### AIM OF THE TASK:
Transcribe the listing below word for word.
Begin TASK INPUTS
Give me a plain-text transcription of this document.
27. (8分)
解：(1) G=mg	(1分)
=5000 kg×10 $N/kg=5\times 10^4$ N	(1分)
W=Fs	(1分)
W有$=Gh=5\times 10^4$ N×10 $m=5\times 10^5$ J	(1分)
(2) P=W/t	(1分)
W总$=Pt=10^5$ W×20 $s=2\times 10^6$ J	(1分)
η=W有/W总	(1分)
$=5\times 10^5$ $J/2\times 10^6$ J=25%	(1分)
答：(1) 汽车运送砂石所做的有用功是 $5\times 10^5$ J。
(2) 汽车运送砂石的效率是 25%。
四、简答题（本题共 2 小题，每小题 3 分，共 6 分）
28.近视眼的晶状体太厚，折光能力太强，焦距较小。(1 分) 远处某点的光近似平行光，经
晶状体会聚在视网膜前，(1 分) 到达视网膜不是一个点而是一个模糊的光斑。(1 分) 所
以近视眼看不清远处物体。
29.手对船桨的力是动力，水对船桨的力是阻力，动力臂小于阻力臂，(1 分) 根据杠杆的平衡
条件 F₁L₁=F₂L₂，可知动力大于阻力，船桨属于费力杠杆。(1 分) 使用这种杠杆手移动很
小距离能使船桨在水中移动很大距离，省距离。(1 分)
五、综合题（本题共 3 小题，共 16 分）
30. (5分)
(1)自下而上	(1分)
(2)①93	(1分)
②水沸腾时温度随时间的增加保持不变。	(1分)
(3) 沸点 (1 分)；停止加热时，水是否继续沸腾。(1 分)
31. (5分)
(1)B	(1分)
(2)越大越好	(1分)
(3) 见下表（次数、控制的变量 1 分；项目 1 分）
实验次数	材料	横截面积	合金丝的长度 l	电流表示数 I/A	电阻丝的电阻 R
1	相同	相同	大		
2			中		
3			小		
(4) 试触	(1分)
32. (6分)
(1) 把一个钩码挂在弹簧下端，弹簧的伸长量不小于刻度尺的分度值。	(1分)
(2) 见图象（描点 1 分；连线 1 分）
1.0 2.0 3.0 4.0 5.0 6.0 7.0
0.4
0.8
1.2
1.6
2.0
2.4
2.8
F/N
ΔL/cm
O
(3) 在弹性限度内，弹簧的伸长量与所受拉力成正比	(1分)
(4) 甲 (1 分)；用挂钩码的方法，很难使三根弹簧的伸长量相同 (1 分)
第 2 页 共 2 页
End TASK INPUTS
### EXPECTED ANSWER:
Give me a plain-text transcription of this document.
27. (8分)
解：(1) G=mg	(1分)
=5000 kg×10 $N/kg=5\times 10^4$ N	(1分)
W=Fs	(1分)
W有$=Gh=5\times 10^4$ N×10 $m=5\times 10^5$ J	(1分)
(2) P=W/t	(1分)
W总$=Pt=10^5$ W×20 $s=2\times 10^6$ J	(1分)
η=W有/W总	(1分)
$=5\times 10^5$ $J/2\times 10^6$ J=25%	(1分)
答：(1) 汽车运送砂石所做的有用功是 $5\times 10^5$ J。
(2) 汽车运送砂石的效率是 25%。
四、简答题（本题共 2 小题，每小题 3 分，共 6 分）
28.近视眼的晶状体太厚，折光能力太强，焦距较小。(1 分) 远处某点的光近似平行光，经
晶状体会聚在视网膜前，(1 分) 到达视网膜不是一个点而是一个模糊的光斑。(1 分) 所
以近视眼看不清远处物体。
29.手对船桨的力是动力，水对船桨的力是阻力，动力臂小于阻力臂，(1 分) 根据杠杆的平衡
条件 F₁L₁=F₂L₂，可知动力大于阻力，船桨属于费力杠杆。(1 分) 使用这种杠杆手移动很
小距离能使船桨在水中移动很大距离，省距离。(1 分)
五、综合题（本题共 3 小题，共 16 分）
30. (5分)
(1)自下而上	(1分)
(2)①93	(1分)
②水沸腾时温度随时间的增加保持不变。	(1分)
(3) 沸点 (1 分)；停止加热时，水是否继续沸腾。(1 分)
31. (5分)
(1)B	(1分)
(2)越大越好	(1分)
(3) 见下表（次数、控制的变量 1 分；项目 1 分）
实验次数	材料	横截面积	合金丝的长度 l	电流表示数 I/A	电阻丝的电阻 R
1	相同	相同	大		
2			中		
3			小		
(4) 试触	(1分)
32. (6分)
(1) 把一个钩码挂在弹簧下端，弹簧的伸长量不小于刻度尺的分度值。	(1分)
(2) 见图象（描点 1 分；连线 1 分）
1.0 2.0 3.0 4.0 5.0 6.0 7.0
0.4
0.8
1.2
1.6
2.0
2.4
2.8
F/N
ΔL/cm
O
(3) 在弹性限度内，弹簧的伸长量与所受拉力成正比	(1分)
(4) 甲 (1 分)；用挂钩码的方法，很难使三根弹簧的伸长量相同 (1 分)
第 2 页 共 2 页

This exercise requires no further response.